§ Exercise goal: Only the pictures stay out; every record is to be quoted exactly.
▽
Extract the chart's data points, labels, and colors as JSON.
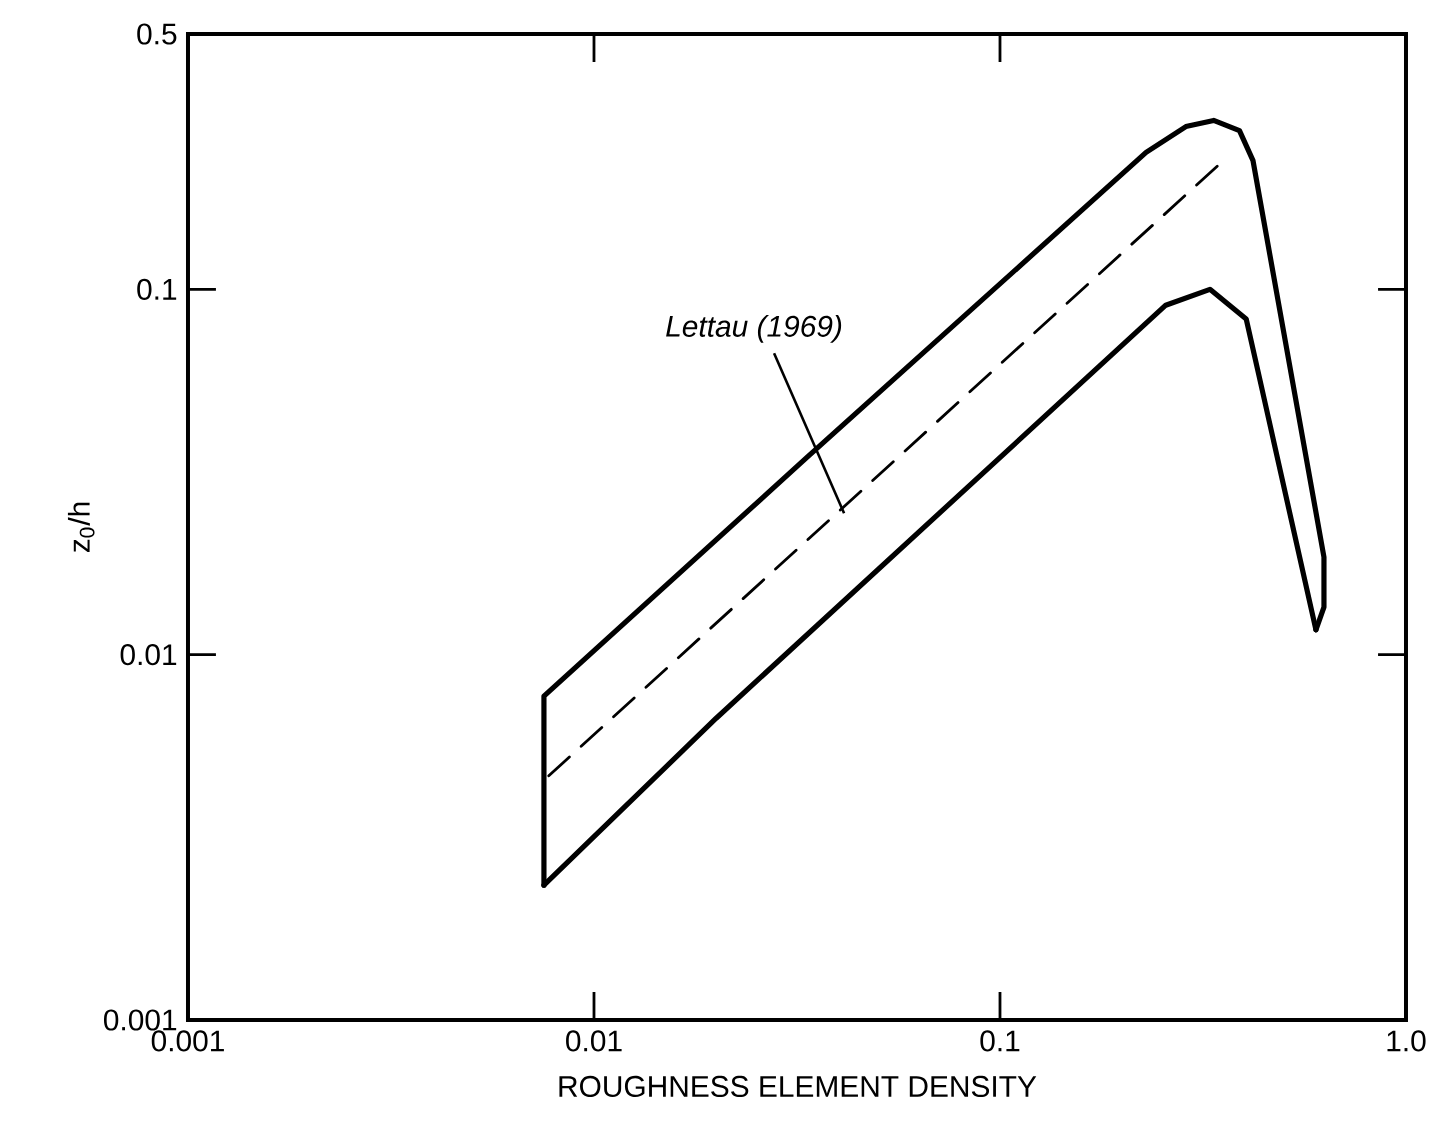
{
  "chart_data": {
    "type": "line",
    "xlabel": "ROUGHNESS ELEMENT DENSITY",
    "ylabel": "z$_{0}$/h",
    "log": "xy",
    "xlim": [
      0.001,
      1
    ],
    "ylim": [
      0.001,
      0.5
    ],
    "xticks": [
      0.001,
      0.01,
      0.1,
      {
        "value": 1,
        "label": "1.0"
      }
    ],
    "yticks": [
      0.001,
      0.01,
      0.1,
      0.5
    ],
    "series": [
      {
        "color": "#000000",
        "line_style": "solid",
        "x": [
          0.00753,
          0.00753,
          0.0333,
          0.229,
          0.287,
          0.336,
          0.389,
          0.42,
          0.628,
          0.628,
          0.6
        ],
        "values": [
          0.00234,
          0.0077,
          0.0345,
          0.237,
          0.279,
          0.29,
          0.272,
          0.225,
          0.0185,
          0.0135,
          0.0117
        ]
      },
      {
        "color": "#000000",
        "line_style": "solid",
        "x": [
          0.00753,
          0.02,
          0.256,
          0.329,
          0.404,
          0.436,
          0.6
        ],
        "values": [
          0.00234,
          0.0067,
          0.0905,
          0.1,
          0.083,
          0.057,
          0.0117
        ]
      },
      {
        "color": "#000000",
        "line_style": "dashed",
        "x": [
          0.00774,
          0.344
        ],
        "values": [
          0.00466,
          0.218
        ]
      }
    ],
    "annotations": [
      {
        "text": "Lettau (1969)",
        "x": 0.0413,
        "y": 0.0244
      }
    ]
  }
}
△
§ Full response:
Extract the chart's data points, labels, and colors as JSON.
{
  "chart_data": {
    "type": "line",
    "xlabel": "ROUGHNESS ELEMENT DENSITY",
    "ylabel": "z$_{0}$/h",
    "log": "xy",
    "xlim": [
      0.001,
      1
    ],
    "ylim": [
      0.001,
      0.5
    ],
    "xticks": [
      0.001,
      0.01,
      0.1,
      {
        "value": 1,
        "label": "1.0"
      }
    ],
    "yticks": [
      0.001,
      0.01,
      0.1,
      0.5
    ],
    "series": [
      {
        "color": "#000000",
        "line_style": "solid",
        "x": [
          0.00753,
          0.00753,
          0.0333,
          0.229,
          0.287,
          0.336,
          0.389,
          0.42,
          0.628,
          0.628,
          0.6
        ],
        "values": [
          0.00234,
          0.0077,
          0.0345,
          0.237,
          0.279,
          0.29,
          0.272,
          0.225,
          0.0185,
          0.0135,
          0.0117
        ]
      },
      {
        "color": "#000000",
        "line_style": "solid",
        "x": [
          0.00753,
          0.02,
          0.256,
          0.329,
          0.404,
          0.436,
          0.6
        ],
        "values": [
          0.00234,
          0.0067,
          0.0905,
          0.1,
          0.083,
          0.057,
          0.0117
        ]
      },
      {
        "color": "#000000",
        "line_style": "dashed",
        "x": [
          0.00774,
          0.344
        ],
        "values": [
          0.00466,
          0.218
        ]
      }
    ],
    "annotations": [
      {
        "text": "Lettau (1969)",
        "x": 0.0413,
        "y": 0.0244
      }
    ]
  }
}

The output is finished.